═════ Information provided ═════

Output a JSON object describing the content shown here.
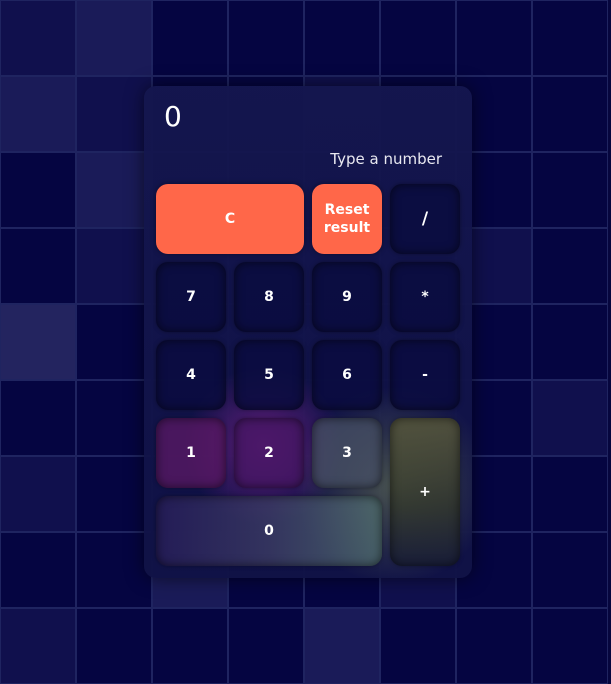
{
  "display": {
    "value": "0",
    "hint": "Type a number"
  },
  "keys": {
    "clear": "C",
    "reset": "Reset result",
    "divide": "/",
    "seven": "7",
    "eight": "8",
    "nine": "9",
    "multiply": "*",
    "four": "4",
    "five": "5",
    "six": "6",
    "subtract": "-",
    "one": "1",
    "two": "2",
    "three": "3",
    "add": "+",
    "zero": "0"
  },
  "colors": {
    "accent": "#ff6749",
    "background": "#06063e",
    "panel": "#14164e"
  }
}
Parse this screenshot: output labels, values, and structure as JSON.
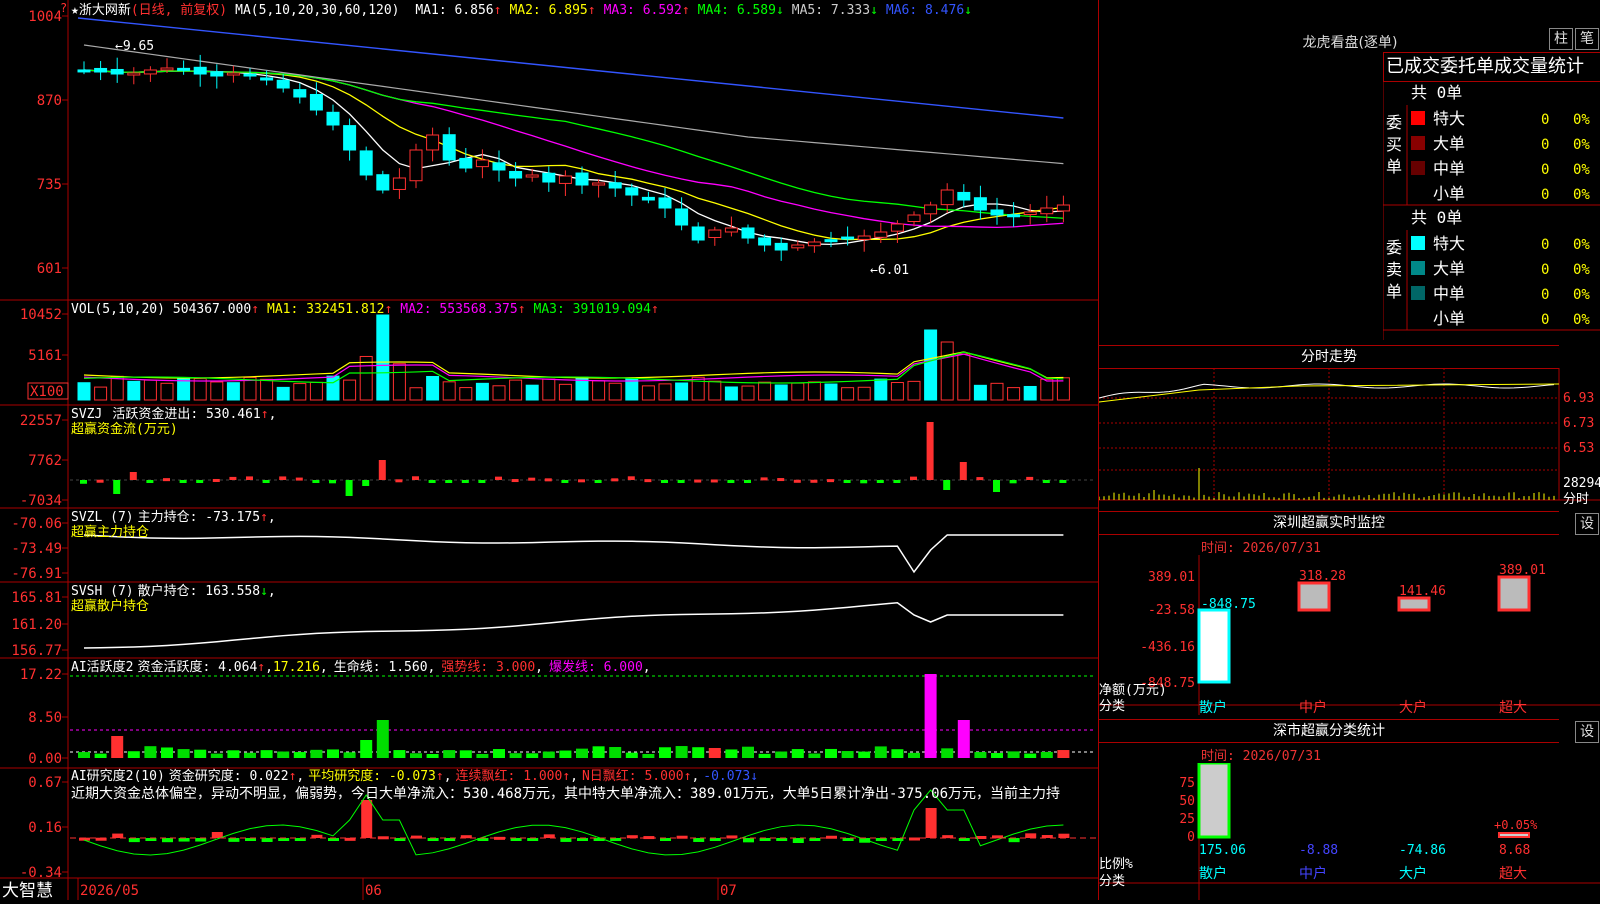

═════

Task prompt —
Each line of the data is to be duplicated exactly; pictures stay out of the copy.

Answer in full —
Output a JSON object describing the content shown here.
{
  "display": {
    "value": "0",
    "hint": "Type a number"
  },
  "keys": {
    "clear": "C",
    "reset": "Reset result",
    "divide": "/",
    "seven": "7",
    "eight": "8",
    "nine": "9",
    "multiply": "*",
    "four": "4",
    "five": "5",
    "six": "6",
    "subtract": "-",
    "one": "1",
    "two": "2",
    "three": "3",
    "add": "+",
    "zero": "0"
  },
  "colors": {
    "accent": "#ff6749",
    "background": "#06063e",
    "panel": "#14164e"
  }
}
Parse this screenshot: output labels, values, and structure as JSON.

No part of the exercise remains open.